TO DO. Skip the pictures. Reproduce all other material exactly.

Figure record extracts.

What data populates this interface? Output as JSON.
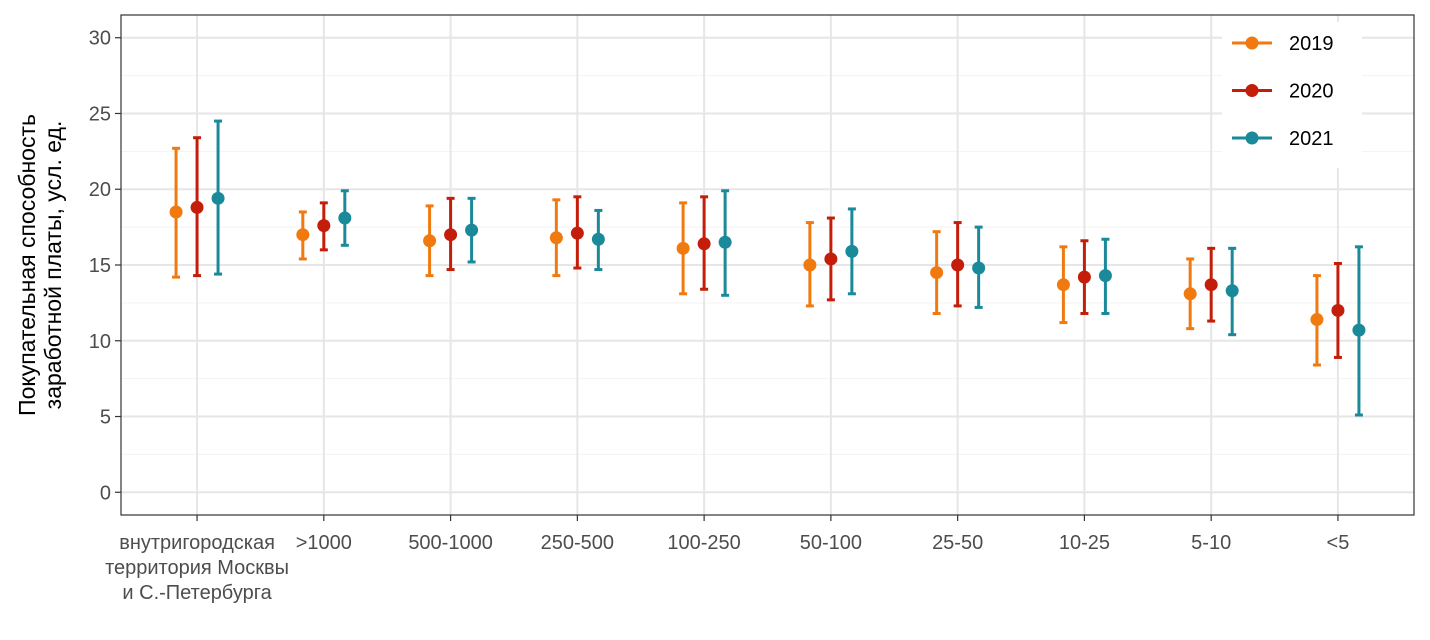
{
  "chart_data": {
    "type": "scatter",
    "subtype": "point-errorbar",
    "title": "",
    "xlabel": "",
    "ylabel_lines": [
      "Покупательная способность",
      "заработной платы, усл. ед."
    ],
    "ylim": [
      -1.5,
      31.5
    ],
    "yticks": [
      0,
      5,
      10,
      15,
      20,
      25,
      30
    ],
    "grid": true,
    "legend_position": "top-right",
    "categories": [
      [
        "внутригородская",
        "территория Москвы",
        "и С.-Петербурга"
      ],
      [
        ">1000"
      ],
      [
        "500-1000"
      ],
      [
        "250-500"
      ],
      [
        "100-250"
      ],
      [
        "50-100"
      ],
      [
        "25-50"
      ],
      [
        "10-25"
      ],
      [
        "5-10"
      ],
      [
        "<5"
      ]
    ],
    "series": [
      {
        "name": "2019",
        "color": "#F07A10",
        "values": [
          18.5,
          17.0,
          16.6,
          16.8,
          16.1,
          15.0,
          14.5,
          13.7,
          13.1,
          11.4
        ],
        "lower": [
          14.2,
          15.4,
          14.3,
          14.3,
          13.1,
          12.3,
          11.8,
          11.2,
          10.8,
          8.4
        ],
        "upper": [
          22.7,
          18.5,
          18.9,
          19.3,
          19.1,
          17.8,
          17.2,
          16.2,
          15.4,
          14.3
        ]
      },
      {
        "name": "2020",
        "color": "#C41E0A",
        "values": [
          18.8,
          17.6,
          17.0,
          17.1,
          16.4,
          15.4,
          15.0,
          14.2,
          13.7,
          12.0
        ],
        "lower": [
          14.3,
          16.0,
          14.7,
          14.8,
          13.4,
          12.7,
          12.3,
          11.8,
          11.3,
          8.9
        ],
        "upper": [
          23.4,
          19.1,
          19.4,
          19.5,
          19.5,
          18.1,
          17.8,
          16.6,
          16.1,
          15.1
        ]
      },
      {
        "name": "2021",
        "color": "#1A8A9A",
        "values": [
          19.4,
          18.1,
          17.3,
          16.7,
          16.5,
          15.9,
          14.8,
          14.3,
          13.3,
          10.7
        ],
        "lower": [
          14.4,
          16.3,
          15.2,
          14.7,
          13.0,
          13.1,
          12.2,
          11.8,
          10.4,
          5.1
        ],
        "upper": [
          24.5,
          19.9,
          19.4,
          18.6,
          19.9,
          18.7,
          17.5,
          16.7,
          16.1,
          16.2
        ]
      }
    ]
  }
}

FINAL RESULT.
What data populates this interface? Output as JSON.
{
  "chart_data": {
    "type": "scatter",
    "subtype": "point-errorbar",
    "title": "",
    "xlabel": "",
    "ylabel_lines": [
      "Покупательная способность",
      "заработной платы, усл. ед."
    ],
    "ylim": [
      -1.5,
      31.5
    ],
    "yticks": [
      0,
      5,
      10,
      15,
      20,
      25,
      30
    ],
    "grid": true,
    "legend_position": "top-right",
    "categories": [
      [
        "внутригородская",
        "территория Москвы",
        "и С.-Петербурга"
      ],
      [
        ">1000"
      ],
      [
        "500-1000"
      ],
      [
        "250-500"
      ],
      [
        "100-250"
      ],
      [
        "50-100"
      ],
      [
        "25-50"
      ],
      [
        "10-25"
      ],
      [
        "5-10"
      ],
      [
        "<5"
      ]
    ],
    "series": [
      {
        "name": "2019",
        "color": "#F07A10",
        "values": [
          18.5,
          17.0,
          16.6,
          16.8,
          16.1,
          15.0,
          14.5,
          13.7,
          13.1,
          11.4
        ],
        "lower": [
          14.2,
          15.4,
          14.3,
          14.3,
          13.1,
          12.3,
          11.8,
          11.2,
          10.8,
          8.4
        ],
        "upper": [
          22.7,
          18.5,
          18.9,
          19.3,
          19.1,
          17.8,
          17.2,
          16.2,
          15.4,
          14.3
        ]
      },
      {
        "name": "2020",
        "color": "#C41E0A",
        "values": [
          18.8,
          17.6,
          17.0,
          17.1,
          16.4,
          15.4,
          15.0,
          14.2,
          13.7,
          12.0
        ],
        "lower": [
          14.3,
          16.0,
          14.7,
          14.8,
          13.4,
          12.7,
          12.3,
          11.8,
          11.3,
          8.9
        ],
        "upper": [
          23.4,
          19.1,
          19.4,
          19.5,
          19.5,
          18.1,
          17.8,
          16.6,
          16.1,
          15.1
        ]
      },
      {
        "name": "2021",
        "color": "#1A8A9A",
        "values": [
          19.4,
          18.1,
          17.3,
          16.7,
          16.5,
          15.9,
          14.8,
          14.3,
          13.3,
          10.7
        ],
        "lower": [
          14.4,
          16.3,
          15.2,
          14.7,
          13.0,
          13.1,
          12.2,
          11.8,
          10.4,
          5.1
        ],
        "upper": [
          24.5,
          19.9,
          19.4,
          18.6,
          19.9,
          18.7,
          17.5,
          16.7,
          16.1,
          16.2
        ]
      }
    ]
  }
}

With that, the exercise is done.